Report every line from the material that contains the word "Loading".

===

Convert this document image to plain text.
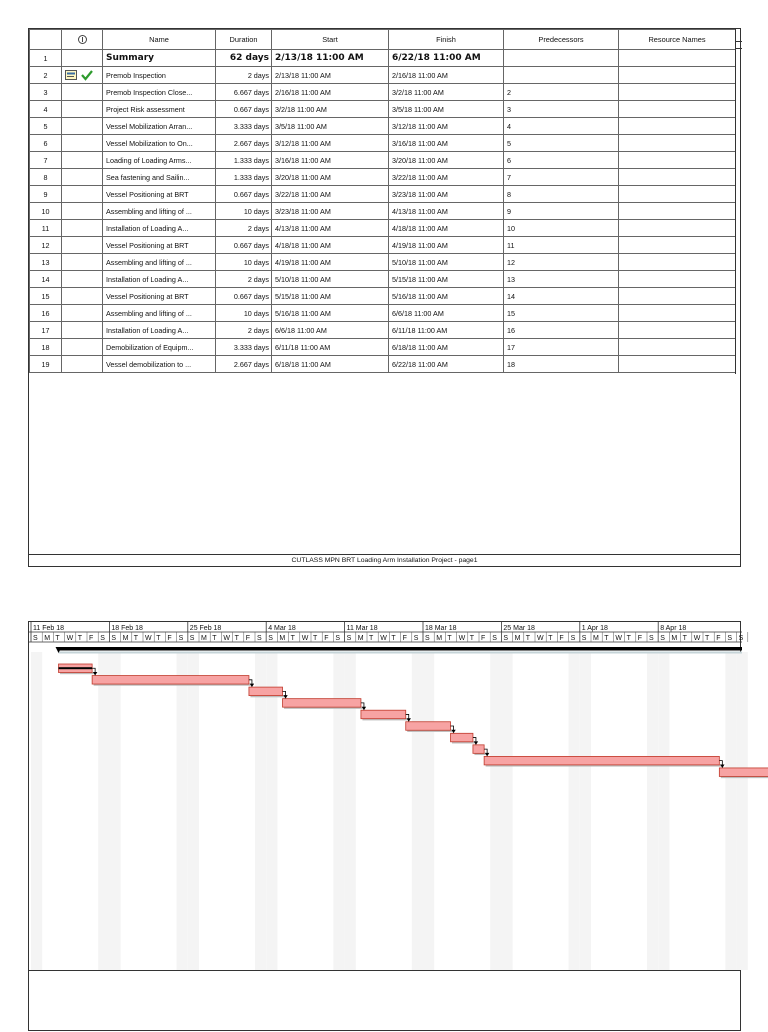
		Name	Duration	Start	Finish	Predecessors	Resource Names
1		Summary	62 days	2/13/18 11:00 AM	6/22/18 11:00 AM		
2		Premob Inspection	2 days	2/13/18 11:00 AM	2/16/18 11:00 AM		
3		Premob Inspection Close...	6.667 days	2/16/18 11:00 AM	3/2/18 11:00 AM	2	
4		Project Risk assessment	0.667 days	3/2/18 11:00 AM	3/5/18 11:00 AM	3	
5		Vessel Mobilization Arran...	3.333 days	3/5/18 11:00 AM	3/12/18 11:00 AM	4	
6		Vessel Mobilization to On...	2.667 days	3/12/18 11:00 AM	3/16/18 11:00 AM	5	
7		Loading of Loading Arms...	1.333 days	3/16/18 11:00 AM	3/20/18 11:00 AM	6	
8		Sea fastening and Sailin...	1.333 days	3/20/18 11:00 AM	3/22/18 11:00 AM	7	
9		Vessel Positioning at BRT	0.667 days	3/22/18 11:00 AM	3/23/18 11:00 AM	8	
10		Assembling and lifting of ...	10 days	3/23/18 11:00 AM	4/13/18 11:00 AM	9	
11		Installation of Loading A...	2 days	4/13/18 11:00 AM	4/18/18 11:00 AM	10	
12		Vessel Positioning at BRT	0.667 days	4/18/18 11:00 AM	4/19/18 11:00 AM	11	
13		Assembling and lifting of ...	10 days	4/19/18 11:00 AM	5/10/18 11:00 AM	12	
14		Installation of Loading A...	2 days	5/10/18 11:00 AM	5/15/18 11:00 AM	13	
15		Vessel Positioning at BRT	0.667 days	5/15/18 11:00 AM	5/16/18 11:00 AM	14	
16		Assembling and lifting of ...	10 days	5/16/18 11:00 AM	6/6/18 11:00 AM	15	
17		Installation of Loading A...	2 days	6/6/18 11:00 AM	6/11/18 11:00 AM	16	
18		Demobilization of Equipm...	3.333 days	6/11/18 11:00 AM	6/18/18 11:00 AM	17	
19		Vessel demobilization to ...	2.667 days	6/18/18 11:00 AM	6/22/18 11:00 AM	18	
CUTLASS MPN BRT Loading Arm Installation Project - page1
11 Feb 18	18 Feb 18	25 Feb 18	4 Mar 18	11 Mar 18	18 Mar 18	25 Mar 18	1 Apr 18	8 Apr 18
S M T W T F S S M T W T F S S M T W T F S S M T W T F S S M T W T F S S M T W T F S S M T W T F S S M T W T F S S M T W T F S S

===

■ PROBLEM SOLUTION ■
7		Loading of Loading Arms...	1.333 days	3/16/18 11:00 AM	3/20/18 11:00 AM	6	
11		Installation of Loading A...	2 days	4/13/18 11:00 AM	4/18/18 11:00 AM	10	
14		Installation of Loading A...	2 days	5/10/18 11:00 AM	5/15/18 11:00 AM	13	
17		Installation of Loading A...	2 days	6/6/18 11:00 AM	6/11/18 11:00 AM	16	
CUTLASS MPN BRT Loading Arm Installation Project - page1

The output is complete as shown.